Stored items from a collection:
****************

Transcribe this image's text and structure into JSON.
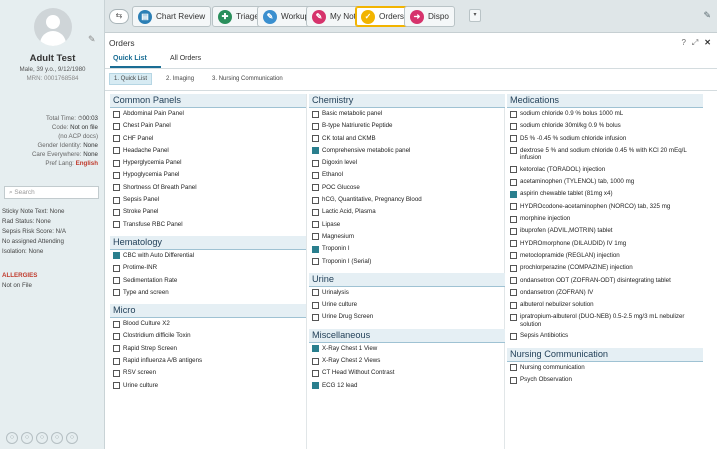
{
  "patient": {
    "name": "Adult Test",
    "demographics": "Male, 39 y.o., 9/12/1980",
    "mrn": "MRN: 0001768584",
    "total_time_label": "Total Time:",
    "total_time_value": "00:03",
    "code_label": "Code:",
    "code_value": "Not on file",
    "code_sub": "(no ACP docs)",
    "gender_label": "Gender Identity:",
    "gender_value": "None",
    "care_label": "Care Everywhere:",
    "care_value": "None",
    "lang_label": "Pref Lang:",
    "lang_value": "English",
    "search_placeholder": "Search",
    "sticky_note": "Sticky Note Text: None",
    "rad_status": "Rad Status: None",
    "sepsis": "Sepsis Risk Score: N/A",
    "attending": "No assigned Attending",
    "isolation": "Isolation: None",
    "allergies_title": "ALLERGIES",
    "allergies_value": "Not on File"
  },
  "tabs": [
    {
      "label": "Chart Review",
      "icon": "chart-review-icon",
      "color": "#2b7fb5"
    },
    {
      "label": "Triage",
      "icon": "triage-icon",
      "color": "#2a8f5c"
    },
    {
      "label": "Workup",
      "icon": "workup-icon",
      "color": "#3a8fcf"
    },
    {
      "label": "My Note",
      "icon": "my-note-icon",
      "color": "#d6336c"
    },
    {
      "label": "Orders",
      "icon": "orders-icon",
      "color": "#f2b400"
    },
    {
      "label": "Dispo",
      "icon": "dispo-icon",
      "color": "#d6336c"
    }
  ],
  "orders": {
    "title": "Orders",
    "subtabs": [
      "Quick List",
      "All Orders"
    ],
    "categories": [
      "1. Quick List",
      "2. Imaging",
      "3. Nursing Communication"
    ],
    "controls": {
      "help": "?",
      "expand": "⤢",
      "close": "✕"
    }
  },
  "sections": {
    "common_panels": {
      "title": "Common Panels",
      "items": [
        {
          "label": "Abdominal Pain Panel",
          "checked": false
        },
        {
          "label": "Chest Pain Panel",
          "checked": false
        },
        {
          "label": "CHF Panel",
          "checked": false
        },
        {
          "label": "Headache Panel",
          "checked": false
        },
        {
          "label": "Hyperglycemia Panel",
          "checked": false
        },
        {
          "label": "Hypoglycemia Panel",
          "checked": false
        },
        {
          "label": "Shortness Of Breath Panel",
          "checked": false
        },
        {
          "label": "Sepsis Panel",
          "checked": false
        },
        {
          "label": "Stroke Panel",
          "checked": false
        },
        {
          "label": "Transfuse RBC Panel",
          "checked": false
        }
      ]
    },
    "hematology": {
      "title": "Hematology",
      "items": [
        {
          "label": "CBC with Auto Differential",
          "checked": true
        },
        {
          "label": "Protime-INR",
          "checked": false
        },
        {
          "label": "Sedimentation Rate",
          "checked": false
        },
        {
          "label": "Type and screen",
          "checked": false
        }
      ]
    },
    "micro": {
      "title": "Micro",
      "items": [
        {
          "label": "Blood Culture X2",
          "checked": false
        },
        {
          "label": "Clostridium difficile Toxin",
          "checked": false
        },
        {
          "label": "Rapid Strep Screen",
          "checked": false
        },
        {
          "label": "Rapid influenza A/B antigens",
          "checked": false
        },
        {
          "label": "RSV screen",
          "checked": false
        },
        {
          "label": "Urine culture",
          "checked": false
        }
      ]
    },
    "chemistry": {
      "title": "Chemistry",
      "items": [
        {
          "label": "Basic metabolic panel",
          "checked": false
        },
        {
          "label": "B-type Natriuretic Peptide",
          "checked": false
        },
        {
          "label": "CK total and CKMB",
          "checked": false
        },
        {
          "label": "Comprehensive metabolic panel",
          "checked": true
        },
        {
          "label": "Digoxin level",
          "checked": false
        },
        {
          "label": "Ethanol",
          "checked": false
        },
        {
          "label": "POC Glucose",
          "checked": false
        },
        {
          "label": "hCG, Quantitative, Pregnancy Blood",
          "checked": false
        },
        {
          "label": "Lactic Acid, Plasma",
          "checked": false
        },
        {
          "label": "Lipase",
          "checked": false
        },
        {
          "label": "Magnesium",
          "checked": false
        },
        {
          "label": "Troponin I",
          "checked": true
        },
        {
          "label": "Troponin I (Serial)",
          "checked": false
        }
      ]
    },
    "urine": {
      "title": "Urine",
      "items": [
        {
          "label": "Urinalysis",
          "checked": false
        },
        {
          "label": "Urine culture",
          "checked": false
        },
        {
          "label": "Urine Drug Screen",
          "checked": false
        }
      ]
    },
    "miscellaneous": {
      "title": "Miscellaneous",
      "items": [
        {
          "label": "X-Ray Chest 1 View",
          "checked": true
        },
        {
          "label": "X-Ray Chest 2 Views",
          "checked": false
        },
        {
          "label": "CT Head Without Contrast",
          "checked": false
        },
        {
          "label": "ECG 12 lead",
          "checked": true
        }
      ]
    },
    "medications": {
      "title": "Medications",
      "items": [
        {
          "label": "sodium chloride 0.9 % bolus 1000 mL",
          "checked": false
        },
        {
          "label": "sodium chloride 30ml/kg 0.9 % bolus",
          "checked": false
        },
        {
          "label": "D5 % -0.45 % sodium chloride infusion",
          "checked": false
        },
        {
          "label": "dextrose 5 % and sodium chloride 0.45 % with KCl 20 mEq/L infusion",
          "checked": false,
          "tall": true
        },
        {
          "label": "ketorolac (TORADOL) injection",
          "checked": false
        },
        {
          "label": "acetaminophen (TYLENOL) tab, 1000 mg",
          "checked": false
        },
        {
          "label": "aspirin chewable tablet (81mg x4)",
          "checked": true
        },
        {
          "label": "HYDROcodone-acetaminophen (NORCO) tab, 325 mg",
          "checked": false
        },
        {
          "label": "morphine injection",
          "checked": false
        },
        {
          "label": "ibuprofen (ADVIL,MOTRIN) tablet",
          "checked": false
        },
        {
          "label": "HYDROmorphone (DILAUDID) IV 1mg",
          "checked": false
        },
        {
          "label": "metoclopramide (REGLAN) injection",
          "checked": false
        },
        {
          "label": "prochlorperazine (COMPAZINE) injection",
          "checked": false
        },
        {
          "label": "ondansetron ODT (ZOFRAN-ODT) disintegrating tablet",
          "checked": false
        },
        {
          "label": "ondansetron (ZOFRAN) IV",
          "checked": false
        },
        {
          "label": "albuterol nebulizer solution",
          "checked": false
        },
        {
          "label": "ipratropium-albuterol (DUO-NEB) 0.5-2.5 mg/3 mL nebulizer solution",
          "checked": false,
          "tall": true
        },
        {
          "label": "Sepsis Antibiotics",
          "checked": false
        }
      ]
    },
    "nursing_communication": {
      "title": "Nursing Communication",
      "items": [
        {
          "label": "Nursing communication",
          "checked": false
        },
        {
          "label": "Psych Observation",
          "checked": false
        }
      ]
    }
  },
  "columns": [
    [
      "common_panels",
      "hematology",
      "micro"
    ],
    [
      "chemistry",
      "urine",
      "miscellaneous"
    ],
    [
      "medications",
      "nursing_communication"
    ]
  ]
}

****************

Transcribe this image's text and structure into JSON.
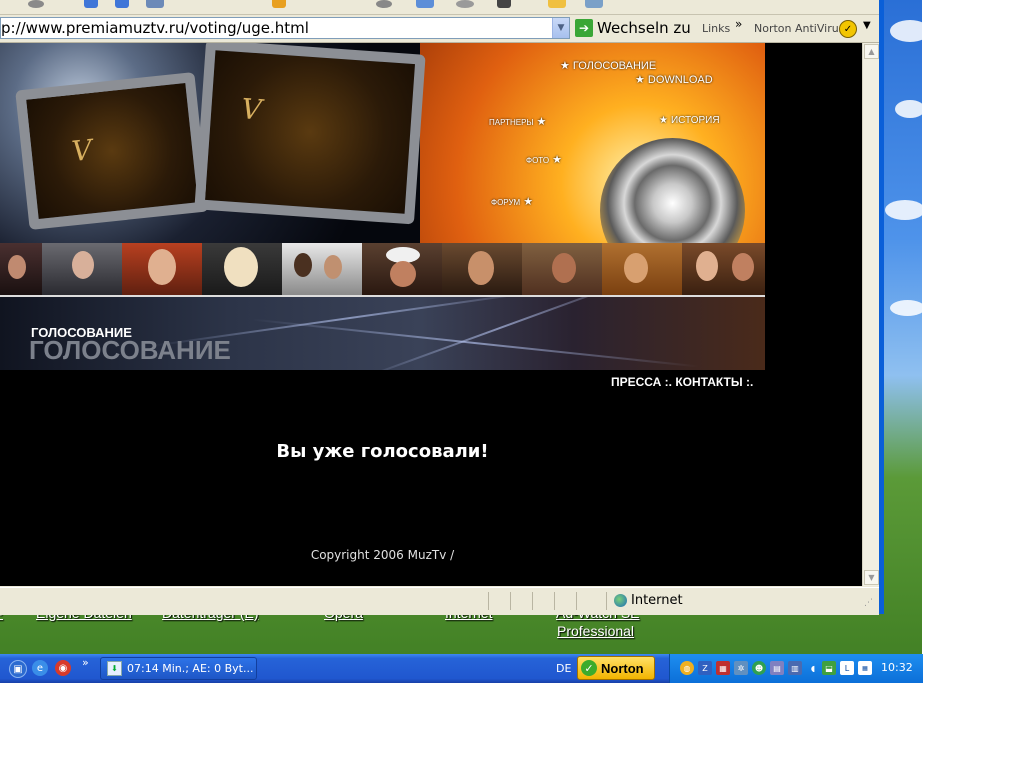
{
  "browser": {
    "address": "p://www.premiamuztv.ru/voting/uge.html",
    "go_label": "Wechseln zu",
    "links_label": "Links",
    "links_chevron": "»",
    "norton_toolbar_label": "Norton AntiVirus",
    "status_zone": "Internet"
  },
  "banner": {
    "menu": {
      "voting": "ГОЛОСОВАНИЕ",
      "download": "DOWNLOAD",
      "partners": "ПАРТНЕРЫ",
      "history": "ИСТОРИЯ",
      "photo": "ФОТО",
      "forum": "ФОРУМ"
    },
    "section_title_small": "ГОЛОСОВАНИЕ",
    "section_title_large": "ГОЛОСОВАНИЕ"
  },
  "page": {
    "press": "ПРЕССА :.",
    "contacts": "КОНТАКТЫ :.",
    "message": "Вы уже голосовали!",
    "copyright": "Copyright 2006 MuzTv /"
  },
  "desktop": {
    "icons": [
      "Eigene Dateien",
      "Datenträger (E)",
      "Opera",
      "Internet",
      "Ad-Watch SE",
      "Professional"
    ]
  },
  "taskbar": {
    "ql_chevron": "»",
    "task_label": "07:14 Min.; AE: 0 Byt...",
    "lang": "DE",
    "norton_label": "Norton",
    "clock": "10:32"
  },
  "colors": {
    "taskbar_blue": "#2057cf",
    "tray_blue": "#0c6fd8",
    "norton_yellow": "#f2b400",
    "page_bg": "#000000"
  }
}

****************

◆ Task statement ◆
All lines with the word "Blood" are needed; pull them from the entries and copy each.

◆ Task result ◆
          "label": "Blood Culture X2",
          "label": "hCG, Quantitative, Pregnancy Blood",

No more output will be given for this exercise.